_Stored records_
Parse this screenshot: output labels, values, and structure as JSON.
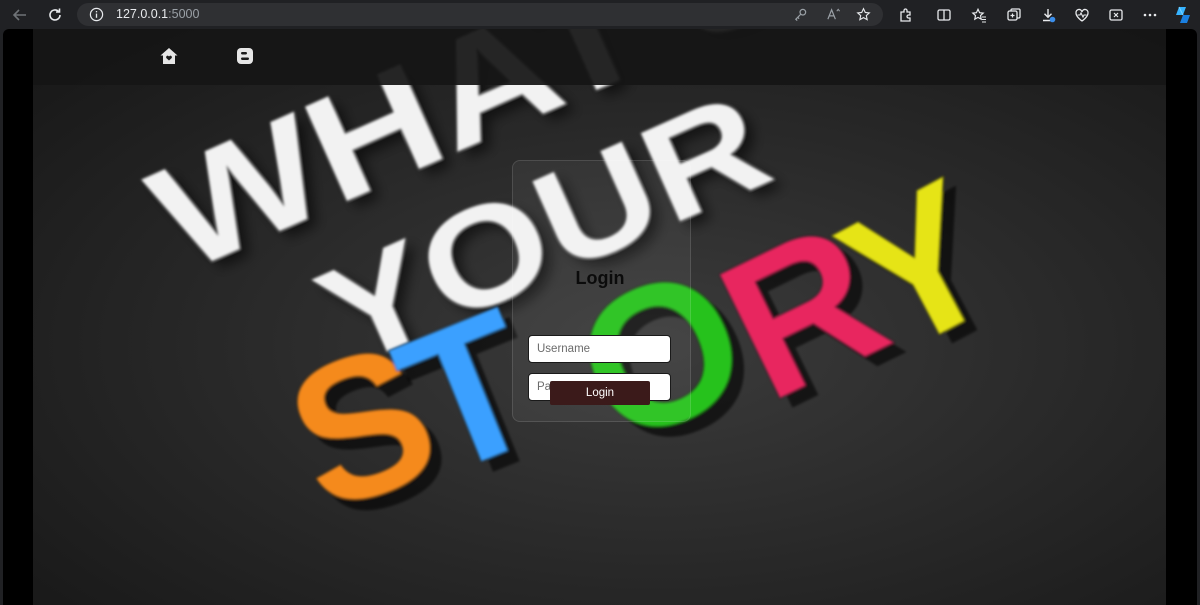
{
  "browser": {
    "url_host": "127.0.0.1",
    "url_port": ":5000",
    "icons": [
      "back-icon",
      "refresh-icon",
      "info-icon",
      "key-icon",
      "read-aloud-icon",
      "favorite-star-icon",
      "extensions-icon",
      "split-screen-icon",
      "favorites-icon",
      "collections-icon",
      "downloads-icon",
      "browser-essentials-icon",
      "screenshot-icon",
      "settings-more-icon",
      "copilot-icon"
    ]
  },
  "backdrop": {
    "line1": "WHAT'S",
    "line2": "YOUR",
    "letters": [
      "S",
      "T",
      "O",
      "R",
      "Y"
    ],
    "letter_colors": [
      "#f58a1f",
      "#3aa0ff",
      "#28c21c",
      "#e8285f",
      "#e6e412"
    ]
  },
  "navbar": {
    "icons": [
      "home-icon",
      "blogger-icon"
    ]
  },
  "login": {
    "title": "Login",
    "username_placeholder": "Username",
    "password_placeholder": "Password",
    "button_label": "Login"
  }
}
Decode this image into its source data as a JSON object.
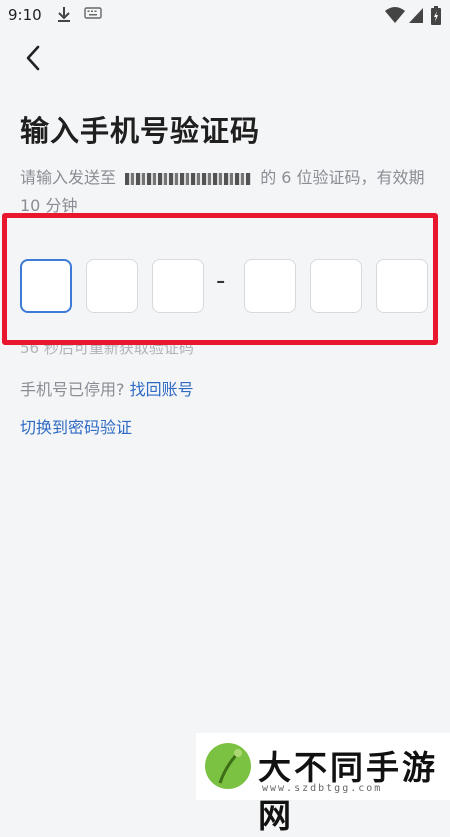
{
  "status_bar": {
    "time": "9:10",
    "icons": [
      "download-icon",
      "keyboard-icon",
      "wifi-icon",
      "signal-icon",
      "battery-icon"
    ]
  },
  "header": {
    "back_icon": "chevron-left-icon"
  },
  "main": {
    "title": "输入手机号验证码",
    "desc_prefix": "请输入发送至",
    "desc_suffix": "的 6 位验证码，有效期 10 分钟",
    "code_separator": "-",
    "resend_text": "56 秒后可重新获取验证码",
    "phone_stopped": "手机号已停用?",
    "recover_link": "找回账号",
    "switch_link": "切换到密码验证"
  },
  "colors": {
    "accent": "#3d7bd6",
    "link": "#2f6bc4",
    "highlight": "#e8172e"
  },
  "watermark": {
    "text": "大不同手游网",
    "url": "www.szdbtgg.com"
  }
}
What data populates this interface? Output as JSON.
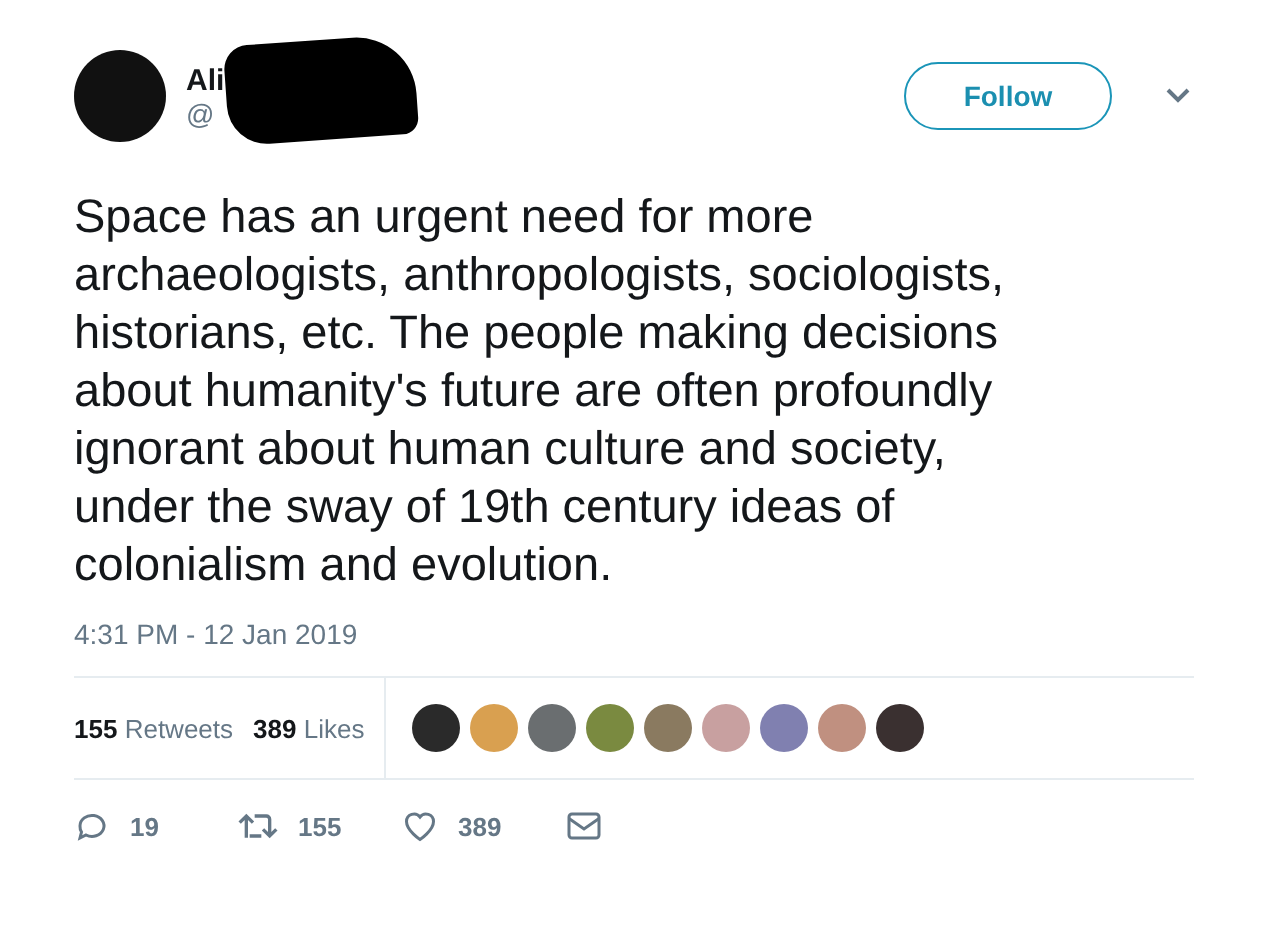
{
  "author": {
    "name_visible": "Ali",
    "handle_visible": "@",
    "redacted": true
  },
  "follow_button": "Follow",
  "text_lines": [
    "Space has an urgent need for more",
    "archaeologists, anthropologists, sociologists,",
    "historians, etc. The people making decisions",
    "about humanity's future are often profoundly",
    "ignorant about human culture and society,",
    "under the sway of 19th century ideas of",
    "colonialism and evolution."
  ],
  "timestamp": "4:31 PM - 12 Jan 2019",
  "stats": [
    {
      "count": "155",
      "label": "Retweets"
    },
    {
      "count": "389",
      "label": "Likes"
    }
  ],
  "likers": [
    {
      "color": "#2a2a2a"
    },
    {
      "color": "#d9a050"
    },
    {
      "color": "#6a6e70"
    },
    {
      "color": "#7a8a40"
    },
    {
      "color": "#8a7a60"
    },
    {
      "color": "#c8a0a0"
    },
    {
      "color": "#8080b0"
    },
    {
      "color": "#c09080"
    },
    {
      "color": "#3a3030"
    }
  ],
  "actions": [
    {
      "kind": "reply",
      "count": "19"
    },
    {
      "kind": "retweet",
      "count": "155"
    },
    {
      "kind": "like",
      "count": "389"
    },
    {
      "kind": "message"
    }
  ]
}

_What to produce_
Whichever lines contain the string "data", select and copy them.

_Written solution_
Decode this image into its source data as a JSON object.
What data populates this interface? Output as JSON.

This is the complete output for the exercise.